--- Start The input ---
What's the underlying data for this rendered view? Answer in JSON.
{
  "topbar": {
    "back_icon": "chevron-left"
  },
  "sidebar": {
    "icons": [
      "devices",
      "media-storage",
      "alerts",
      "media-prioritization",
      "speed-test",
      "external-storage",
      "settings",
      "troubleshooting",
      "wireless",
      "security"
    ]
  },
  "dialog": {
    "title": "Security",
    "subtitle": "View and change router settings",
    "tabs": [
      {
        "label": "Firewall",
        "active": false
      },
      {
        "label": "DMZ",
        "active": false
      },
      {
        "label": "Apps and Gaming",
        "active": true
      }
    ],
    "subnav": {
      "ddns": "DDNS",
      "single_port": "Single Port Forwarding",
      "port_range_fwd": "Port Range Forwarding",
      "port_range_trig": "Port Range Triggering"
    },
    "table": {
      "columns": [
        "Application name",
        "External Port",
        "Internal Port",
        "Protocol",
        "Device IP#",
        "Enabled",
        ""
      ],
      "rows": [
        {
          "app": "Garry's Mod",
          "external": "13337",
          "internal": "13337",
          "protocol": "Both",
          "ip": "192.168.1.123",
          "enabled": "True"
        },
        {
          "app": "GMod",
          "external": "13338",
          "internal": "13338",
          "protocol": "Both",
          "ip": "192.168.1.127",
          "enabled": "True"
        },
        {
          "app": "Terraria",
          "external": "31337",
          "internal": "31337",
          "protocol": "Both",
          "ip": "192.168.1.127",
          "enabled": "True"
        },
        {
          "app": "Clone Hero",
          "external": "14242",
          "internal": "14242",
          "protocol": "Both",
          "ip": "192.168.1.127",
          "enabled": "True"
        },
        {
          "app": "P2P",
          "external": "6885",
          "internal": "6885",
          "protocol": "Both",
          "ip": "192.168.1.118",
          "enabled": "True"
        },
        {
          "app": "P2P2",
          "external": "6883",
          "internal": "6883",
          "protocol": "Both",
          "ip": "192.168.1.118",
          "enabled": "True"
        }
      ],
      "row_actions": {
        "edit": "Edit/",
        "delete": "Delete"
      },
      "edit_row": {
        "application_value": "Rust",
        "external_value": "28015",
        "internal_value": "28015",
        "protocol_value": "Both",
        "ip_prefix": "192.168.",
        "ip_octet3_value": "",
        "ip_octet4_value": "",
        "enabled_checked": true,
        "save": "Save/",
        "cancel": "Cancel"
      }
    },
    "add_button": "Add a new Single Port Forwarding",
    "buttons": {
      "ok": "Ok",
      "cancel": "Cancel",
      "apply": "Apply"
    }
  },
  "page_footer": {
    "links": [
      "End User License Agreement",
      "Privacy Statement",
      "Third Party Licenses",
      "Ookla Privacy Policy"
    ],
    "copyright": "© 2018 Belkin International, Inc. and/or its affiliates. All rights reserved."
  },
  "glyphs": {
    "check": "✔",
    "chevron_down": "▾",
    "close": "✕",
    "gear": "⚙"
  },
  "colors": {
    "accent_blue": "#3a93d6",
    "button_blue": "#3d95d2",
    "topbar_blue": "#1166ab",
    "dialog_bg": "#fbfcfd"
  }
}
--- End The input ---
• **Exercise instructions**
From the preceding material, extract every line exactly.

• **Exercise solution**
What's the underlying data for this rendered view? Answer in JSON.
{
  "topbar": {
    "back_icon": "chevron-left"
  },
  "sidebar": {
    "icons": [
      "devices",
      "media-storage",
      "alerts",
      "media-prioritization",
      "speed-test",
      "external-storage",
      "settings",
      "troubleshooting",
      "wireless",
      "security"
    ]
  },
  "dialog": {
    "title": "Security",
    "subtitle": "View and change router settings",
    "tabs": [
      {
        "label": "Firewall",
        "active": false
      },
      {
        "label": "DMZ",
        "active": false
      },
      {
        "label": "Apps and Gaming",
        "active": true
      }
    ],
    "subnav": {
      "ddns": "DDNS",
      "single_port": "Single Port Forwarding",
      "port_range_fwd": "Port Range Forwarding",
      "port_range_trig": "Port Range Triggering"
    },
    "table": {
      "columns": [
        "Application name",
        "External Port",
        "Internal Port",
        "Protocol",
        "Device IP#",
        "Enabled",
        ""
      ],
      "rows": [
        {
          "app": "Garry's Mod",
          "external": "13337",
          "internal": "13337",
          "protocol": "Both",
          "ip": "192.168.1.123",
          "enabled": "True"
        },
        {
          "app": "GMod",
          "external": "13338",
          "internal": "13338",
          "protocol": "Both",
          "ip": "192.168.1.127",
          "enabled": "True"
        },
        {
          "app": "Terraria",
          "external": "31337",
          "internal": "31337",
          "protocol": "Both",
          "ip": "192.168.1.127",
          "enabled": "True"
        },
        {
          "app": "Clone Hero",
          "external": "14242",
          "internal": "14242",
          "protocol": "Both",
          "ip": "192.168.1.127",
          "enabled": "True"
        },
        {
          "app": "P2P",
          "external": "6885",
          "internal": "6885",
          "protocol": "Both",
          "ip": "192.168.1.118",
          "enabled": "True"
        },
        {
          "app": "P2P2",
          "external": "6883",
          "internal": "6883",
          "protocol": "Both",
          "ip": "192.168.1.118",
          "enabled": "True"
        }
      ],
      "row_actions": {
        "edit": "Edit/",
        "delete": "Delete"
      },
      "edit_row": {
        "application_value": "Rust",
        "external_value": "28015",
        "internal_value": "28015",
        "protocol_value": "Both",
        "ip_prefix": "192.168.",
        "ip_octet3_value": "",
        "ip_octet4_value": "",
        "enabled_checked": true,
        "save": "Save/",
        "cancel": "Cancel"
      }
    },
    "add_button": "Add a new Single Port Forwarding",
    "buttons": {
      "ok": "Ok",
      "cancel": "Cancel",
      "apply": "Apply"
    }
  },
  "page_footer": {
    "links": [
      "End User License Agreement",
      "Privacy Statement",
      "Third Party Licenses",
      "Ookla Privacy Policy"
    ],
    "copyright": "© 2018 Belkin International, Inc. and/or its affiliates. All rights reserved."
  },
  "glyphs": {
    "check": "✔",
    "chevron_down": "▾",
    "close": "✕",
    "gear": "⚙"
  },
  "colors": {
    "accent_blue": "#3a93d6",
    "button_blue": "#3d95d2",
    "topbar_blue": "#1166ab",
    "dialog_bg": "#fbfcfd"
  }
}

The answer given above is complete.